[Stored data entries]

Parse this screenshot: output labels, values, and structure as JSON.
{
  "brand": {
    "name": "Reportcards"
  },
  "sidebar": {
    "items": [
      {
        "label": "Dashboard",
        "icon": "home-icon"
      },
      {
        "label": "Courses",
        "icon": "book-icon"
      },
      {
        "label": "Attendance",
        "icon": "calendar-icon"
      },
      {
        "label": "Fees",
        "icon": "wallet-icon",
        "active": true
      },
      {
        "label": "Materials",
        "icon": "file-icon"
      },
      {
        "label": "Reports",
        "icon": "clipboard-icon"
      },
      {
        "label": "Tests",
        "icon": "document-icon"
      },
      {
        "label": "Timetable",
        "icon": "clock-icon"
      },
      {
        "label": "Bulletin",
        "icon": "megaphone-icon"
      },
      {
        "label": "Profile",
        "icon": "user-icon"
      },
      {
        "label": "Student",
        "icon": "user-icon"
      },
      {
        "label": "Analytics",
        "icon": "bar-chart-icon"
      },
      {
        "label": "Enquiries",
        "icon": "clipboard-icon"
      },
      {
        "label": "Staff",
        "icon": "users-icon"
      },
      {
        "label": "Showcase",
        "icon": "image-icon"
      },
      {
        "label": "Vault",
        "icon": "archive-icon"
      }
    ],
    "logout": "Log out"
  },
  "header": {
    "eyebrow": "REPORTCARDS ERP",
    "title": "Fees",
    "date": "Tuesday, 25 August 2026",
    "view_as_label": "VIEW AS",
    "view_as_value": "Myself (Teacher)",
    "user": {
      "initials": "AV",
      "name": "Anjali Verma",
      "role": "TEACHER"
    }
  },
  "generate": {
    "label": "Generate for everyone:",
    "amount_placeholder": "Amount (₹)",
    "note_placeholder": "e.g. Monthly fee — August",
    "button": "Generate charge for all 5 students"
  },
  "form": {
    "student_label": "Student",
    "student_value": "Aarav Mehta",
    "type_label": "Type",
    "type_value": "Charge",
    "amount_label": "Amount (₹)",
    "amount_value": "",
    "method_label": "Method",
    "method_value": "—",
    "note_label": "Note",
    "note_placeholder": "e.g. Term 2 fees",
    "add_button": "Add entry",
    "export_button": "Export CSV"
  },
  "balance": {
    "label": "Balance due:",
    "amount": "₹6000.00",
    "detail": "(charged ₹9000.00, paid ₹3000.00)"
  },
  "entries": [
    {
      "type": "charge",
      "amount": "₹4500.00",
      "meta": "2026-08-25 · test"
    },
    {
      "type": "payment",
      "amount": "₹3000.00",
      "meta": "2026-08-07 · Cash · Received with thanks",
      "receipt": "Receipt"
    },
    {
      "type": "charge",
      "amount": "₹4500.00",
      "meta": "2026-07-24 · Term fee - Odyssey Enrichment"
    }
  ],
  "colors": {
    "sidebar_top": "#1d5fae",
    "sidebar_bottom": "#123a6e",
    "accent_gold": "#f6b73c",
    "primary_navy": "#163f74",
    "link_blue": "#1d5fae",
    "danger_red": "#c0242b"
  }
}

> [Exercise task]: Write out the material from the first line to the last, exactly.

> [Solution for this task]:
Parse this screenshot: output labels, values, and structure as JSON.
{
  "brand": {
    "name": "Reportcards"
  },
  "sidebar": {
    "items": [
      {
        "label": "Dashboard",
        "icon": "home-icon"
      },
      {
        "label": "Courses",
        "icon": "book-icon"
      },
      {
        "label": "Attendance",
        "icon": "calendar-icon"
      },
      {
        "label": "Fees",
        "icon": "wallet-icon",
        "active": true
      },
      {
        "label": "Materials",
        "icon": "file-icon"
      },
      {
        "label": "Reports",
        "icon": "clipboard-icon"
      },
      {
        "label": "Tests",
        "icon": "document-icon"
      },
      {
        "label": "Timetable",
        "icon": "clock-icon"
      },
      {
        "label": "Bulletin",
        "icon": "megaphone-icon"
      },
      {
        "label": "Profile",
        "icon": "user-icon"
      },
      {
        "label": "Student",
        "icon": "user-icon"
      },
      {
        "label": "Analytics",
        "icon": "bar-chart-icon"
      },
      {
        "label": "Enquiries",
        "icon": "clipboard-icon"
      },
      {
        "label": "Staff",
        "icon": "users-icon"
      },
      {
        "label": "Showcase",
        "icon": "image-icon"
      },
      {
        "label": "Vault",
        "icon": "archive-icon"
      }
    ],
    "logout": "Log out"
  },
  "header": {
    "eyebrow": "REPORTCARDS ERP",
    "title": "Fees",
    "date": "Tuesday, 25 August 2026",
    "view_as_label": "VIEW AS",
    "view_as_value": "Myself (Teacher)",
    "user": {
      "initials": "AV",
      "name": "Anjali Verma",
      "role": "TEACHER"
    }
  },
  "generate": {
    "label": "Generate for everyone:",
    "amount_placeholder": "Amount (₹)",
    "note_placeholder": "e.g. Monthly fee — August",
    "button": "Generate charge for all 5 students"
  },
  "form": {
    "student_label": "Student",
    "student_value": "Aarav Mehta",
    "type_label": "Type",
    "type_value": "Charge",
    "amount_label": "Amount (₹)",
    "amount_value": "",
    "method_label": "Method",
    "method_value": "—",
    "note_label": "Note",
    "note_placeholder": "e.g. Term 2 fees",
    "add_button": "Add entry",
    "export_button": "Export CSV"
  },
  "balance": {
    "label": "Balance due:",
    "amount": "₹6000.00",
    "detail": "(charged ₹9000.00, paid ₹3000.00)"
  },
  "entries": [
    {
      "type": "charge",
      "amount": "₹4500.00",
      "meta": "2026-08-25 · test"
    },
    {
      "type": "payment",
      "amount": "₹3000.00",
      "meta": "2026-08-07 · Cash · Received with thanks",
      "receipt": "Receipt"
    },
    {
      "type": "charge",
      "amount": "₹4500.00",
      "meta": "2026-07-24 · Term fee - Odyssey Enrichment"
    }
  ],
  "colors": {
    "sidebar_top": "#1d5fae",
    "sidebar_bottom": "#123a6e",
    "accent_gold": "#f6b73c",
    "primary_navy": "#163f74",
    "link_blue": "#1d5fae",
    "danger_red": "#c0242b"
  }
}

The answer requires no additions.